>> BEGIN EXERCISE DATA
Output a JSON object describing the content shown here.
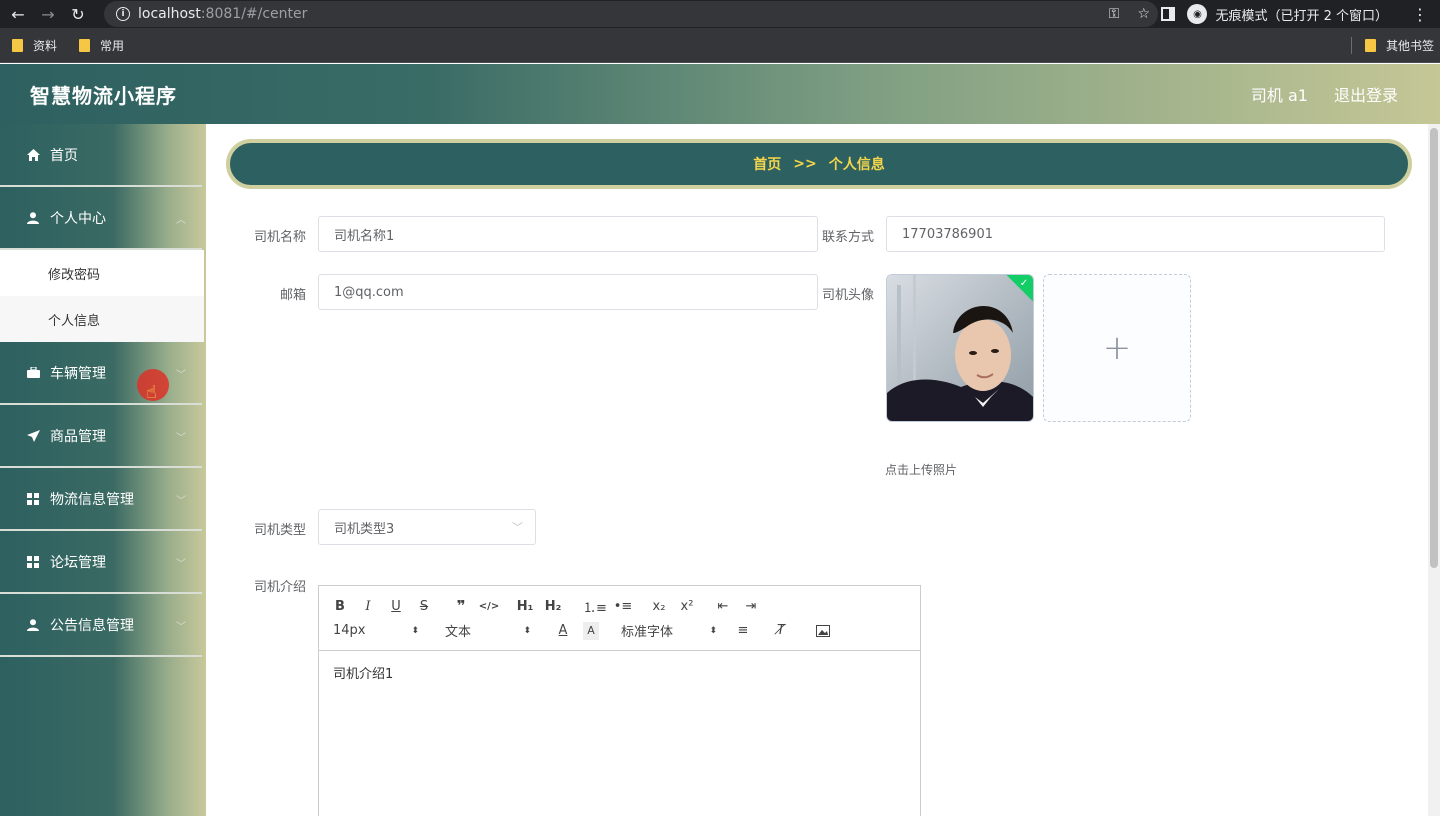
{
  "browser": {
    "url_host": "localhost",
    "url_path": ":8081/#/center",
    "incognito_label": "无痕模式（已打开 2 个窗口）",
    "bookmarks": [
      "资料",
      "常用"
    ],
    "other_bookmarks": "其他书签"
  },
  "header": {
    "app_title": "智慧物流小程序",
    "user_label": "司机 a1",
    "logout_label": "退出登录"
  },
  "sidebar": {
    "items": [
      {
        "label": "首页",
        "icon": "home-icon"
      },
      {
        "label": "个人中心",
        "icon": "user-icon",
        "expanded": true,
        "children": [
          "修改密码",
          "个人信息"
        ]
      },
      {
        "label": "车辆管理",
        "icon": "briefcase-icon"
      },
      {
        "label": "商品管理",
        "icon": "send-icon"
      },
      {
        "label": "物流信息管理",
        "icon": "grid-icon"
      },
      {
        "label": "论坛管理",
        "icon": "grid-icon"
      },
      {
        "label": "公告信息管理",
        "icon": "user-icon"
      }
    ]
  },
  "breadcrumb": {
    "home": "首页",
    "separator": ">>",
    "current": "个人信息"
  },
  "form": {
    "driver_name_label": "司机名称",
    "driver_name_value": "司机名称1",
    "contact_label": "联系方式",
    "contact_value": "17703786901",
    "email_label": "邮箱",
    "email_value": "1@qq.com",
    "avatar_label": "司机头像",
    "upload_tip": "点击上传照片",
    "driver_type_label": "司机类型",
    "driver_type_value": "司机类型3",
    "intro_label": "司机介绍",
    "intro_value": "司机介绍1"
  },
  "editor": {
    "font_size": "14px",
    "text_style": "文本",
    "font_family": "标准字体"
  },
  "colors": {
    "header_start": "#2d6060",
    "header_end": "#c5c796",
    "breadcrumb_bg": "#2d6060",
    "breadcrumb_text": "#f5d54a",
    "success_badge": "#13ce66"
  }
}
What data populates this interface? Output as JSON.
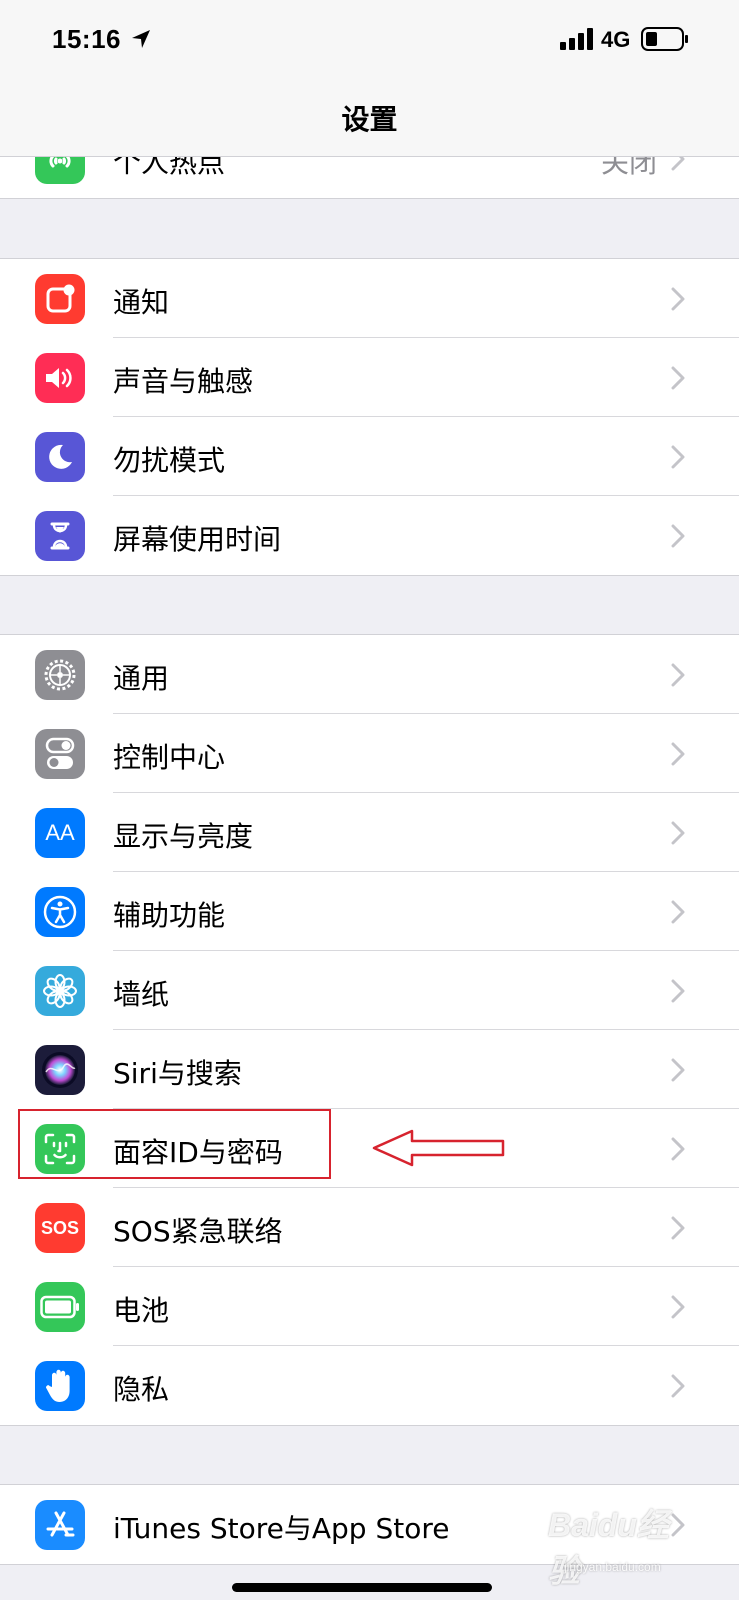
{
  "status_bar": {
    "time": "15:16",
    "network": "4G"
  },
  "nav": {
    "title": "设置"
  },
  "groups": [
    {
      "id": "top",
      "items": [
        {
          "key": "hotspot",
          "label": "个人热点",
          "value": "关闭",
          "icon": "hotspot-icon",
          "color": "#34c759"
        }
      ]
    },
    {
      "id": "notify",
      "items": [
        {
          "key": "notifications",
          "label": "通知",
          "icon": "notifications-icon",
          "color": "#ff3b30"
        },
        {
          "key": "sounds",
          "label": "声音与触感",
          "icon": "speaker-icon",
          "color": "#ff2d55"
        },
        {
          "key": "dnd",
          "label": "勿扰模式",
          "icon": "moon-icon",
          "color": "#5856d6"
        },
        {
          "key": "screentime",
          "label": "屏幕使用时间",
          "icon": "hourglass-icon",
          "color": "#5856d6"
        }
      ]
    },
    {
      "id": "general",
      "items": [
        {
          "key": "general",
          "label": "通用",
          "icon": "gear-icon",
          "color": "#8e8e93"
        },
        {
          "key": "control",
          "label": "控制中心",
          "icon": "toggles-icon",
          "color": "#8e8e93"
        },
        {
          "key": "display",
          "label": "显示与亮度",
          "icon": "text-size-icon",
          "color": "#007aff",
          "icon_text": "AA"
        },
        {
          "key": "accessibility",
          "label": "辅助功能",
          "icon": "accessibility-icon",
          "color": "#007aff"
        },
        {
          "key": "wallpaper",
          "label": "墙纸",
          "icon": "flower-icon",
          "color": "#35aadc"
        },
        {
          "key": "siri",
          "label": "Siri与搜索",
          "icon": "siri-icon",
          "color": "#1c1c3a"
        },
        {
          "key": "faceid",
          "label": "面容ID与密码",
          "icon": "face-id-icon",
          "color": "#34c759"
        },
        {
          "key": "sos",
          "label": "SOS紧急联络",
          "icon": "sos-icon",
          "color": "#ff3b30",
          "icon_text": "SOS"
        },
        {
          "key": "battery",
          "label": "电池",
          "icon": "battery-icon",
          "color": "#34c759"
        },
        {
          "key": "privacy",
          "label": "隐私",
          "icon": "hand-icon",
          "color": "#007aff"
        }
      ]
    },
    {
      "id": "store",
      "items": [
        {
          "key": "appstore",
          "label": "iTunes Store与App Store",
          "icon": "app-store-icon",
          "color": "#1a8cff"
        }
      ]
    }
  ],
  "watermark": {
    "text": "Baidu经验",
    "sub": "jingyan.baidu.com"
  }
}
>> END EXERCISE DATA
REQUIREMENTS:
Find all lines with "Output" in them and copy each one.

THE REPLY:
Output a JSON object describing the content shown here.
What data populates this interface? Output as JSON.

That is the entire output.